YOUR OBJECTIVE:
Consider the data that follows and state how many lines contain the string "Heavy", using the number alone.

DATASET RECORDS:
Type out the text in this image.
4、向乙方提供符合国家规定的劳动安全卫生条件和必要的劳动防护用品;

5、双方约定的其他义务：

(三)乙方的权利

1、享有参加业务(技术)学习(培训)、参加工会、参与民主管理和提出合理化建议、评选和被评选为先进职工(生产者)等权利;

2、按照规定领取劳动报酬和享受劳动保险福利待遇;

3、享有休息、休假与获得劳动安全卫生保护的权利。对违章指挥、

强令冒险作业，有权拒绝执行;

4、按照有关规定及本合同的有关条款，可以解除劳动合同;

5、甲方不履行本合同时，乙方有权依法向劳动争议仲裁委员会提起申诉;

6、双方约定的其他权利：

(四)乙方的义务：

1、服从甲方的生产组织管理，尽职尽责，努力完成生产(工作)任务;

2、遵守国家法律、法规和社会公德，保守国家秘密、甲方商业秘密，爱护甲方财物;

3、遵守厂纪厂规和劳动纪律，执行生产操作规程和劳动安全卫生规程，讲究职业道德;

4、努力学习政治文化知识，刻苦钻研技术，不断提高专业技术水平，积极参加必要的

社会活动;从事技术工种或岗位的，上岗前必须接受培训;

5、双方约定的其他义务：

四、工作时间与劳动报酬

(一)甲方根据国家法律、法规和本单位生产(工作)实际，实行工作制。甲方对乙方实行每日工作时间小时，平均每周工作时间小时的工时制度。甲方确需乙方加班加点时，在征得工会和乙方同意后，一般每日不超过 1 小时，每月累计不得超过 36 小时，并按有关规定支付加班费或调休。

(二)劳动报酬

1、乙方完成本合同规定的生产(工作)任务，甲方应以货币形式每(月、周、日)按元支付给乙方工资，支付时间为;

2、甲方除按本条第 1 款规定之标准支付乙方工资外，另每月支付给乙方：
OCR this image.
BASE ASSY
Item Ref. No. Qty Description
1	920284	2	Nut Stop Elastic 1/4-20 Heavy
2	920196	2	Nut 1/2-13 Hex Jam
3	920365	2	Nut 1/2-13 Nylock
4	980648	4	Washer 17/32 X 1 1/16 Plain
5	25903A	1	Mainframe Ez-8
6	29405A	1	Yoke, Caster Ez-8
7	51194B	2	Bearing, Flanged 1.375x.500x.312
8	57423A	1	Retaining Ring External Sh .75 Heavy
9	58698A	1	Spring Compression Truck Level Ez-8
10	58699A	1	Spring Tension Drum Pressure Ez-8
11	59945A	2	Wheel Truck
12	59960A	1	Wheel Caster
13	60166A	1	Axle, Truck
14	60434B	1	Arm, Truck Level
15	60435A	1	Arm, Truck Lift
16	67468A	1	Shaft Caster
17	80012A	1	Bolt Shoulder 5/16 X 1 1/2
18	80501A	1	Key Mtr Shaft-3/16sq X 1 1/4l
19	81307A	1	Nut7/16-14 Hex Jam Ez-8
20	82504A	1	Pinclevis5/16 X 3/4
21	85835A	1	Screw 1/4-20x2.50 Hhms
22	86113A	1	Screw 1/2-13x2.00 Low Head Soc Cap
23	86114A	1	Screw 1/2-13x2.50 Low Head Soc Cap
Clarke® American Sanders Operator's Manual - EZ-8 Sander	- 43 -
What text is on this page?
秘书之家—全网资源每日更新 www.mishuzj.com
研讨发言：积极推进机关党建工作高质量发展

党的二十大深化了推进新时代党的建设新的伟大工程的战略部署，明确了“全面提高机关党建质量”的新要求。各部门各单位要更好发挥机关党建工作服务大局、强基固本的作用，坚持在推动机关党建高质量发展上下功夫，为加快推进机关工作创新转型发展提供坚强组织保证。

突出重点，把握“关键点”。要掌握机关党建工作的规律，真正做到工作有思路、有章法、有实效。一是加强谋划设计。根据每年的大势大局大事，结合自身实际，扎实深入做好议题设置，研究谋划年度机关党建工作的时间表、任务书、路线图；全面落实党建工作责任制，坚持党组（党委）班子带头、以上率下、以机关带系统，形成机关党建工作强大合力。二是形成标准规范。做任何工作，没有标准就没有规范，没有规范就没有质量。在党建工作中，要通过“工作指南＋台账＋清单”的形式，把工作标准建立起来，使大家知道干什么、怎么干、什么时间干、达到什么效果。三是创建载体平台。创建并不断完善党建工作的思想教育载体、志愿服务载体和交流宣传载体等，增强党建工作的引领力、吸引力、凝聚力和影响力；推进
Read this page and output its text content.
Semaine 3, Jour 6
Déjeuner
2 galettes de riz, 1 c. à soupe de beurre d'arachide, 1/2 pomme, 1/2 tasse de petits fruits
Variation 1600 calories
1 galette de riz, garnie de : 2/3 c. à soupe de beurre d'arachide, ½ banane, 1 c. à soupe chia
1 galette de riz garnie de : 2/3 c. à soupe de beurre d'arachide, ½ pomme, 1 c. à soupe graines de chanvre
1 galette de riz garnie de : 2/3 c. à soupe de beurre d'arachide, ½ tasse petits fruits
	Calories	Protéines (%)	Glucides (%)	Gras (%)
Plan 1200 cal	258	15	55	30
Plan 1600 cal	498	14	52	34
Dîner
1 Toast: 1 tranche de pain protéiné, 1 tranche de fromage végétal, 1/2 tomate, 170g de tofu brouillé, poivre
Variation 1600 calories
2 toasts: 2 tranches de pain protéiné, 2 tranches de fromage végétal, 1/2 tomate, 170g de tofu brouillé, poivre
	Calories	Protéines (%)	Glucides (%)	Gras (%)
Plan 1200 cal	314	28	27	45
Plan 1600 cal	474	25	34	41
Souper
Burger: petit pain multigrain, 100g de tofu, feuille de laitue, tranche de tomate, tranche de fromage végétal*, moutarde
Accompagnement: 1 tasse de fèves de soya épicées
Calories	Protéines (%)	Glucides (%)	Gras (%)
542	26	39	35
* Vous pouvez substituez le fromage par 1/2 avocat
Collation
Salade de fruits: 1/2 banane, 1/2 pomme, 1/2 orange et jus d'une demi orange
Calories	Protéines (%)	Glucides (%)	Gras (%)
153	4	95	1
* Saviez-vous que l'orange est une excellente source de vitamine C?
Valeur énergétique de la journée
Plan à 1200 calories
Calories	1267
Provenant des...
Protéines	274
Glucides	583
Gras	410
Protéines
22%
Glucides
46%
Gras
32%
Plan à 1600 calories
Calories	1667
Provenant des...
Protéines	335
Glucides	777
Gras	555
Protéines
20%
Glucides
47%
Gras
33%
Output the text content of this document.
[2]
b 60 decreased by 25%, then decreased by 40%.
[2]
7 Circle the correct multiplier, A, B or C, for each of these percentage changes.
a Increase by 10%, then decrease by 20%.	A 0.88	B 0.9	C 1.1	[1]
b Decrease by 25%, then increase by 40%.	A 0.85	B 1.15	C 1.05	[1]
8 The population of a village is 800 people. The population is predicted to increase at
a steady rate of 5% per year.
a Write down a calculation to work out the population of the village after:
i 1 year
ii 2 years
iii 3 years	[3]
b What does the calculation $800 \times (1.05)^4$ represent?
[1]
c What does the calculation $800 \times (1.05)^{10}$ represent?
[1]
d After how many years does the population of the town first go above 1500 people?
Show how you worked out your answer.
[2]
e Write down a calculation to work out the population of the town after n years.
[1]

EXPECTED ANSWER:
2